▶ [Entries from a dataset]
--------------------------------------------------

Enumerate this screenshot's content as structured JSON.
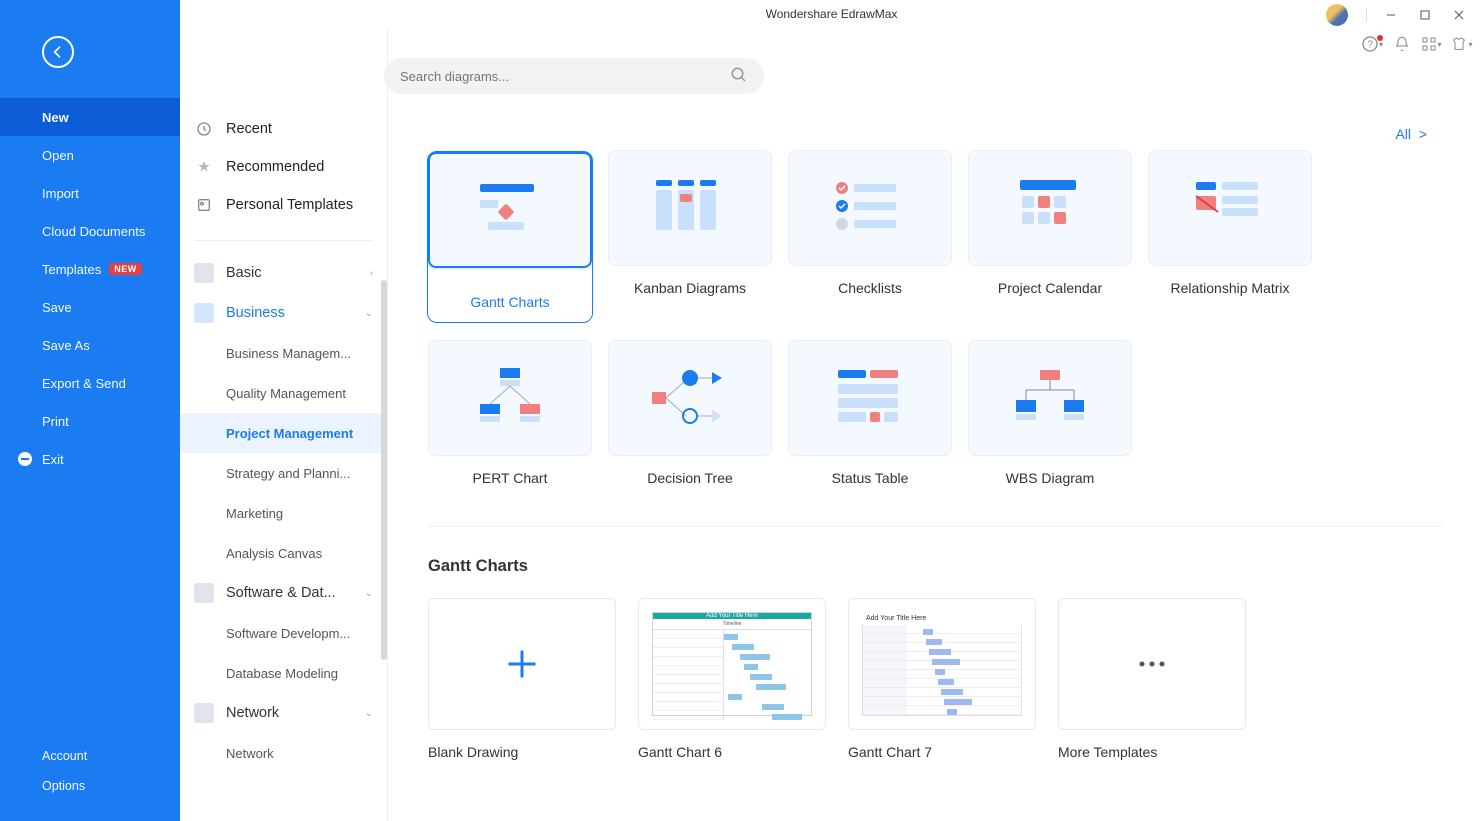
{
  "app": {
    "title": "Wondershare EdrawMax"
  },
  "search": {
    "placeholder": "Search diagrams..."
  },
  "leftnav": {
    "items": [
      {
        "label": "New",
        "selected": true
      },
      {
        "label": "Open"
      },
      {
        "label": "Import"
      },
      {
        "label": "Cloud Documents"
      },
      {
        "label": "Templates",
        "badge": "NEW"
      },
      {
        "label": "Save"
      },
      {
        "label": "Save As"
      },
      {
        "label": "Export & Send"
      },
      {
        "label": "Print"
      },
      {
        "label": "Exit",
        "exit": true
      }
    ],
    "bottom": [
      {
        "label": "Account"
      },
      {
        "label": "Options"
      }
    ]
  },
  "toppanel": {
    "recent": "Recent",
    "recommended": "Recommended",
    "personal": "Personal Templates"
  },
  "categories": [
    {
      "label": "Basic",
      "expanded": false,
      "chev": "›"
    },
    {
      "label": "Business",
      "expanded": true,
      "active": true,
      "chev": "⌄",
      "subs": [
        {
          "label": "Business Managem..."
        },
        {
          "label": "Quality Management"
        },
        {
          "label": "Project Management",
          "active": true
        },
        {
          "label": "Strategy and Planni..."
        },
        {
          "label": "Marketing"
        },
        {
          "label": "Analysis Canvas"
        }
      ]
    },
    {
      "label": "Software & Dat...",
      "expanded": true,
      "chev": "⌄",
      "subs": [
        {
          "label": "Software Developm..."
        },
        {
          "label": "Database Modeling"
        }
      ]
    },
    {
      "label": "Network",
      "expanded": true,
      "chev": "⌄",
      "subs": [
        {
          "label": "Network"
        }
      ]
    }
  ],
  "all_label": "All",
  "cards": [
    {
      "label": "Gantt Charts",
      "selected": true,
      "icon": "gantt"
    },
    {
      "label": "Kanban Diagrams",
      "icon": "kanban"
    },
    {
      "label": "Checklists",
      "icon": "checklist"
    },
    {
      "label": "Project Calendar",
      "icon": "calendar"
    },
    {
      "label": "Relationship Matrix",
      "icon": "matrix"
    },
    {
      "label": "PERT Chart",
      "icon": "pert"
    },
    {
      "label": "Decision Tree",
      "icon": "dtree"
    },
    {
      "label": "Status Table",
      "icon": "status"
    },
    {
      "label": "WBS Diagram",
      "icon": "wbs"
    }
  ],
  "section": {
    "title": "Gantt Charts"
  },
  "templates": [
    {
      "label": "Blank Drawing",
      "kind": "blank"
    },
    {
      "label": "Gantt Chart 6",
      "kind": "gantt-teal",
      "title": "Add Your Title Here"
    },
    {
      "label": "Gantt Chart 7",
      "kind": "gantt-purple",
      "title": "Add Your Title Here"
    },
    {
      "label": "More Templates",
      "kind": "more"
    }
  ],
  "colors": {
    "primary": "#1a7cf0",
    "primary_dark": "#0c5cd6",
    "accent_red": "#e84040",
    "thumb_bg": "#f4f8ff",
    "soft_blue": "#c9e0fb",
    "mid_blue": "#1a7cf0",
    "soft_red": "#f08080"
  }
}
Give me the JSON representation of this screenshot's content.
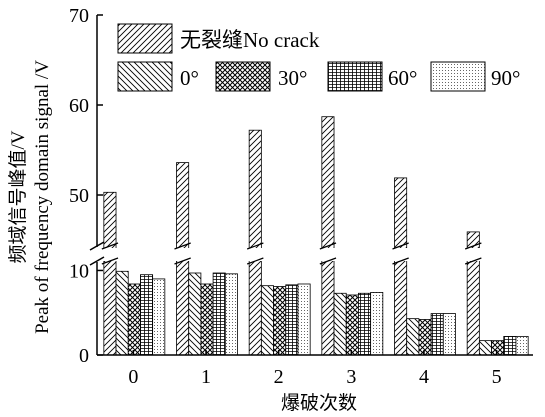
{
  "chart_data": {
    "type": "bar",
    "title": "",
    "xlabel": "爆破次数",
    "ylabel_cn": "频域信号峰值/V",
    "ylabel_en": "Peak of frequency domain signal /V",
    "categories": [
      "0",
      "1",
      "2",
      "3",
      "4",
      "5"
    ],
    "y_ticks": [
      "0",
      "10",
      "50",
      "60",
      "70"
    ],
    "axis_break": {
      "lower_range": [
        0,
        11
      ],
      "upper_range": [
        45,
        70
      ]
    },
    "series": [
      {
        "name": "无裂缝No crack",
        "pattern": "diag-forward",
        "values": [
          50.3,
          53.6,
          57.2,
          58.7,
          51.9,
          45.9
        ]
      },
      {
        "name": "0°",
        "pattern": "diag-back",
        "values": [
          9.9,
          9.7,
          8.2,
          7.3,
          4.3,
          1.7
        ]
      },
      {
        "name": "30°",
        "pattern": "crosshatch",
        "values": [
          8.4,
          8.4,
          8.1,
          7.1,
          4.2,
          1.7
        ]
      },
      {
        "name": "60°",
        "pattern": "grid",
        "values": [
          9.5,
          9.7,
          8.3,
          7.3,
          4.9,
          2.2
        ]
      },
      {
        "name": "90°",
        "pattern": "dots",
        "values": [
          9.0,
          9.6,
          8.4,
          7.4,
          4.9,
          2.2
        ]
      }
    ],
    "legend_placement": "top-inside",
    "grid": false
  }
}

--------------------------------------------------

▶ [JOB] Reproduce all the records verbatim, excluding images.

▶ [FINAL RESULT]
Enumerate this screenshot's content as structured JSON.
{
  "app": {
    "title": "Wondershare EdrawMax"
  },
  "search": {
    "placeholder": "Search diagrams..."
  },
  "leftnav": {
    "items": [
      {
        "label": "New",
        "selected": true
      },
      {
        "label": "Open"
      },
      {
        "label": "Import"
      },
      {
        "label": "Cloud Documents"
      },
      {
        "label": "Templates",
        "badge": "NEW"
      },
      {
        "label": "Save"
      },
      {
        "label": "Save As"
      },
      {
        "label": "Export & Send"
      },
      {
        "label": "Print"
      },
      {
        "label": "Exit",
        "exit": true
      }
    ],
    "bottom": [
      {
        "label": "Account"
      },
      {
        "label": "Options"
      }
    ]
  },
  "toppanel": {
    "recent": "Recent",
    "recommended": "Recommended",
    "personal": "Personal Templates"
  },
  "categories": [
    {
      "label": "Basic",
      "expanded": false,
      "chev": "›"
    },
    {
      "label": "Business",
      "expanded": true,
      "active": true,
      "chev": "⌄",
      "subs": [
        {
          "label": "Business Managem..."
        },
        {
          "label": "Quality Management"
        },
        {
          "label": "Project Management",
          "active": true
        },
        {
          "label": "Strategy and Planni..."
        },
        {
          "label": "Marketing"
        },
        {
          "label": "Analysis Canvas"
        }
      ]
    },
    {
      "label": "Software & Dat...",
      "expanded": true,
      "chev": "⌄",
      "subs": [
        {
          "label": "Software Developm..."
        },
        {
          "label": "Database Modeling"
        }
      ]
    },
    {
      "label": "Network",
      "expanded": true,
      "chev": "⌄",
      "subs": [
        {
          "label": "Network"
        }
      ]
    }
  ],
  "all_label": "All",
  "cards": [
    {
      "label": "Gantt Charts",
      "selected": true,
      "icon": "gantt"
    },
    {
      "label": "Kanban Diagrams",
      "icon": "kanban"
    },
    {
      "label": "Checklists",
      "icon": "checklist"
    },
    {
      "label": "Project Calendar",
      "icon": "calendar"
    },
    {
      "label": "Relationship Matrix",
      "icon": "matrix"
    },
    {
      "label": "PERT Chart",
      "icon": "pert"
    },
    {
      "label": "Decision Tree",
      "icon": "dtree"
    },
    {
      "label": "Status Table",
      "icon": "status"
    },
    {
      "label": "WBS Diagram",
      "icon": "wbs"
    }
  ],
  "section": {
    "title": "Gantt Charts"
  },
  "templates": [
    {
      "label": "Blank Drawing",
      "kind": "blank"
    },
    {
      "label": "Gantt Chart 6",
      "kind": "gantt-teal",
      "title": "Add Your Title Here"
    },
    {
      "label": "Gantt Chart 7",
      "kind": "gantt-purple",
      "title": "Add Your Title Here"
    },
    {
      "label": "More Templates",
      "kind": "more"
    }
  ],
  "colors": {
    "primary": "#1a7cf0",
    "primary_dark": "#0c5cd6",
    "accent_red": "#e84040",
    "thumb_bg": "#f4f8ff",
    "soft_blue": "#c9e0fb",
    "mid_blue": "#1a7cf0",
    "soft_red": "#f08080"
  }
}
Give me the JSON representation of this screenshot's content.
{
  "chart_data": {
    "type": "bar",
    "title": "",
    "xlabel": "爆破次数",
    "ylabel_cn": "频域信号峰值/V",
    "ylabel_en": "Peak of frequency domain signal /V",
    "categories": [
      "0",
      "1",
      "2",
      "3",
      "4",
      "5"
    ],
    "y_ticks": [
      "0",
      "10",
      "50",
      "60",
      "70"
    ],
    "axis_break": {
      "lower_range": [
        0,
        11
      ],
      "upper_range": [
        45,
        70
      ]
    },
    "series": [
      {
        "name": "无裂缝No crack",
        "pattern": "diag-forward",
        "values": [
          50.3,
          53.6,
          57.2,
          58.7,
          51.9,
          45.9
        ]
      },
      {
        "name": "0°",
        "pattern": "diag-back",
        "values": [
          9.9,
          9.7,
          8.2,
          7.3,
          4.3,
          1.7
        ]
      },
      {
        "name": "30°",
        "pattern": "crosshatch",
        "values": [
          8.4,
          8.4,
          8.1,
          7.1,
          4.2,
          1.7
        ]
      },
      {
        "name": "60°",
        "pattern": "grid",
        "values": [
          9.5,
          9.7,
          8.3,
          7.3,
          4.9,
          2.2
        ]
      },
      {
        "name": "90°",
        "pattern": "dots",
        "values": [
          9.0,
          9.6,
          8.4,
          7.4,
          4.9,
          2.2
        ]
      }
    ],
    "legend_placement": "top-inside",
    "grid": false
  }
}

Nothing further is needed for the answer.